Goal: Below you will find a set of lines. Repeat them all exactly.

Record set:
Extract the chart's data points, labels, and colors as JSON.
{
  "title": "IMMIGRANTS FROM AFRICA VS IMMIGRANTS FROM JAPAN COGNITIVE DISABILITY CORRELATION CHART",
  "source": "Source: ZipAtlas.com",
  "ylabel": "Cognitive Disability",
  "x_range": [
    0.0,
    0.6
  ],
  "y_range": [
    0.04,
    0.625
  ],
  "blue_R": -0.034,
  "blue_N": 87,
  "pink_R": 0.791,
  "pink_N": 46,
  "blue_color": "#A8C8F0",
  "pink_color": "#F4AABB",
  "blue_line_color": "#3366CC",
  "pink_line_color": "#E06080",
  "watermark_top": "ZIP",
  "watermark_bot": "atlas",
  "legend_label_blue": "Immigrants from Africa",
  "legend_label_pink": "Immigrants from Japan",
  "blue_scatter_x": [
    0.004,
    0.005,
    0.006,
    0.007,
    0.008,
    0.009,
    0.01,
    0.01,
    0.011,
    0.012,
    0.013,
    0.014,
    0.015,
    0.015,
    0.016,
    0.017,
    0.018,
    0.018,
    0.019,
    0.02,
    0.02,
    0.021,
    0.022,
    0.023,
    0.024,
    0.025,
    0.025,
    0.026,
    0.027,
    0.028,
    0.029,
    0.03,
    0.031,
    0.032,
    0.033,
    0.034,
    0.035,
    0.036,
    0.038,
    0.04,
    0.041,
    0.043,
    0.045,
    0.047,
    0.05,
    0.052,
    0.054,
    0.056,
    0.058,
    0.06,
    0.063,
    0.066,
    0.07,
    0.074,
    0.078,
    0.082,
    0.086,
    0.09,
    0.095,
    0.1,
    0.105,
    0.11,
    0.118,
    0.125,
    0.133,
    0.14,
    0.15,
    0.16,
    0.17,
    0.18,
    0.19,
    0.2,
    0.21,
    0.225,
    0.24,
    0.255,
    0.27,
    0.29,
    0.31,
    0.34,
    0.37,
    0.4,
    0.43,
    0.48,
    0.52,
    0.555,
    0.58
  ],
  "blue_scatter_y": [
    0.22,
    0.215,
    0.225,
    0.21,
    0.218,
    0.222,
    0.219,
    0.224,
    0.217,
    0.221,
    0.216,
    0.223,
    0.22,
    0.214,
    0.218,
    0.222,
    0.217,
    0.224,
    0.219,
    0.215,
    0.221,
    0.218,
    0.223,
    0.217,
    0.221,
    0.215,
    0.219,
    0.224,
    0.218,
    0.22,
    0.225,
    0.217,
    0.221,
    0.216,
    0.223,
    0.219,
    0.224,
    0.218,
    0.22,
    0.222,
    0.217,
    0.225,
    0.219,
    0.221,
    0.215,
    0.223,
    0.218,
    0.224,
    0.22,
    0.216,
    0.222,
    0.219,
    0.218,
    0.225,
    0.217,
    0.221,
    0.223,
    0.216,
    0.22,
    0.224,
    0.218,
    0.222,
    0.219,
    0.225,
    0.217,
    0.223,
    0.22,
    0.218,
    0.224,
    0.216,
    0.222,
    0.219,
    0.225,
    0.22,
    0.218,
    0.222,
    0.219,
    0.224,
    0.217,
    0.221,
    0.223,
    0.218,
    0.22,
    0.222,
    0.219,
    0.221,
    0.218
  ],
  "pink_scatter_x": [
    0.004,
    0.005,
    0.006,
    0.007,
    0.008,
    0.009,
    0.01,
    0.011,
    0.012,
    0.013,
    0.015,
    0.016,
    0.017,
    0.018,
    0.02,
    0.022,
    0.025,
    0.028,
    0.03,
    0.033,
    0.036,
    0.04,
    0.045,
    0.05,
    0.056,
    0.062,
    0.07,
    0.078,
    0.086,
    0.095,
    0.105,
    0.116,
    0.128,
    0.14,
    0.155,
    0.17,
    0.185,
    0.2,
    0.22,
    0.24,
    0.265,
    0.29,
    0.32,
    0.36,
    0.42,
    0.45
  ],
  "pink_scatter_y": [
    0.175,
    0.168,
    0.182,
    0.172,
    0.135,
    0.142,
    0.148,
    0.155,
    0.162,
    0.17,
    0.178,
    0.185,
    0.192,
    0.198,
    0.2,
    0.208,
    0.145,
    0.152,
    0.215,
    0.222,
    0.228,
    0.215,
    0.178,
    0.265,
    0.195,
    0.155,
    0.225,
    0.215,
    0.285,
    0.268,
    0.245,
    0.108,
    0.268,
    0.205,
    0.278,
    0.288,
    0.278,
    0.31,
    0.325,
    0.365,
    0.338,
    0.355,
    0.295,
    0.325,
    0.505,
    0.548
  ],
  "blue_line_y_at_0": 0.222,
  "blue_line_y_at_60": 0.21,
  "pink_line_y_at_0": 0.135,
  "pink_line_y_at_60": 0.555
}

Final result:
Extract the chart's data points, labels, and colors as JSON.
{
  "title": "IMMIGRANTS FROM AFRICA VS IMMIGRANTS FROM JAPAN COGNITIVE DISABILITY CORRELATION CHART",
  "source": "Source: ZipAtlas.com",
  "ylabel": "Cognitive Disability",
  "x_range": [
    0.0,
    0.6
  ],
  "y_range": [
    0.04,
    0.625
  ],
  "blue_R": -0.034,
  "blue_N": 87,
  "pink_R": 0.791,
  "pink_N": 46,
  "blue_color": "#A8C8F0",
  "pink_color": "#F4AABB",
  "blue_line_color": "#3366CC",
  "pink_line_color": "#E06080",
  "watermark_top": "ZIP",
  "watermark_bot": "atlas",
  "legend_label_blue": "Immigrants from Africa",
  "legend_label_pink": "Immigrants from Japan",
  "blue_scatter_x": [
    0.004,
    0.005,
    0.006,
    0.007,
    0.008,
    0.009,
    0.01,
    0.01,
    0.011,
    0.012,
    0.013,
    0.014,
    0.015,
    0.015,
    0.016,
    0.017,
    0.018,
    0.018,
    0.019,
    0.02,
    0.02,
    0.021,
    0.022,
    0.023,
    0.024,
    0.025,
    0.025,
    0.026,
    0.027,
    0.028,
    0.029,
    0.03,
    0.031,
    0.032,
    0.033,
    0.034,
    0.035,
    0.036,
    0.038,
    0.04,
    0.041,
    0.043,
    0.045,
    0.047,
    0.05,
    0.052,
    0.054,
    0.056,
    0.058,
    0.06,
    0.063,
    0.066,
    0.07,
    0.074,
    0.078,
    0.082,
    0.086,
    0.09,
    0.095,
    0.1,
    0.105,
    0.11,
    0.118,
    0.125,
    0.133,
    0.14,
    0.15,
    0.16,
    0.17,
    0.18,
    0.19,
    0.2,
    0.21,
    0.225,
    0.24,
    0.255,
    0.27,
    0.29,
    0.31,
    0.34,
    0.37,
    0.4,
    0.43,
    0.48,
    0.52,
    0.555,
    0.58
  ],
  "blue_scatter_y": [
    0.22,
    0.215,
    0.225,
    0.21,
    0.218,
    0.222,
    0.219,
    0.224,
    0.217,
    0.221,
    0.216,
    0.223,
    0.22,
    0.214,
    0.218,
    0.222,
    0.217,
    0.224,
    0.219,
    0.215,
    0.221,
    0.218,
    0.223,
    0.217,
    0.221,
    0.215,
    0.219,
    0.224,
    0.218,
    0.22,
    0.225,
    0.217,
    0.221,
    0.216,
    0.223,
    0.219,
    0.224,
    0.218,
    0.22,
    0.222,
    0.217,
    0.225,
    0.219,
    0.221,
    0.215,
    0.223,
    0.218,
    0.224,
    0.22,
    0.216,
    0.222,
    0.219,
    0.218,
    0.225,
    0.217,
    0.221,
    0.223,
    0.216,
    0.22,
    0.224,
    0.218,
    0.222,
    0.219,
    0.225,
    0.217,
    0.223,
    0.22,
    0.218,
    0.224,
    0.216,
    0.222,
    0.219,
    0.225,
    0.22,
    0.218,
    0.222,
    0.219,
    0.224,
    0.217,
    0.221,
    0.223,
    0.218,
    0.22,
    0.222,
    0.219,
    0.221,
    0.218
  ],
  "pink_scatter_x": [
    0.004,
    0.005,
    0.006,
    0.007,
    0.008,
    0.009,
    0.01,
    0.011,
    0.012,
    0.013,
    0.015,
    0.016,
    0.017,
    0.018,
    0.02,
    0.022,
    0.025,
    0.028,
    0.03,
    0.033,
    0.036,
    0.04,
    0.045,
    0.05,
    0.056,
    0.062,
    0.07,
    0.078,
    0.086,
    0.095,
    0.105,
    0.116,
    0.128,
    0.14,
    0.155,
    0.17,
    0.185,
    0.2,
    0.22,
    0.24,
    0.265,
    0.29,
    0.32,
    0.36,
    0.42,
    0.45
  ],
  "pink_scatter_y": [
    0.175,
    0.168,
    0.182,
    0.172,
    0.135,
    0.142,
    0.148,
    0.155,
    0.162,
    0.17,
    0.178,
    0.185,
    0.192,
    0.198,
    0.2,
    0.208,
    0.145,
    0.152,
    0.215,
    0.222,
    0.228,
    0.215,
    0.178,
    0.265,
    0.195,
    0.155,
    0.225,
    0.215,
    0.285,
    0.268,
    0.245,
    0.108,
    0.268,
    0.205,
    0.278,
    0.288,
    0.278,
    0.31,
    0.325,
    0.365,
    0.338,
    0.355,
    0.295,
    0.325,
    0.505,
    0.548
  ],
  "blue_line_y_at_0": 0.222,
  "blue_line_y_at_60": 0.21,
  "pink_line_y_at_0": 0.135,
  "pink_line_y_at_60": 0.555
}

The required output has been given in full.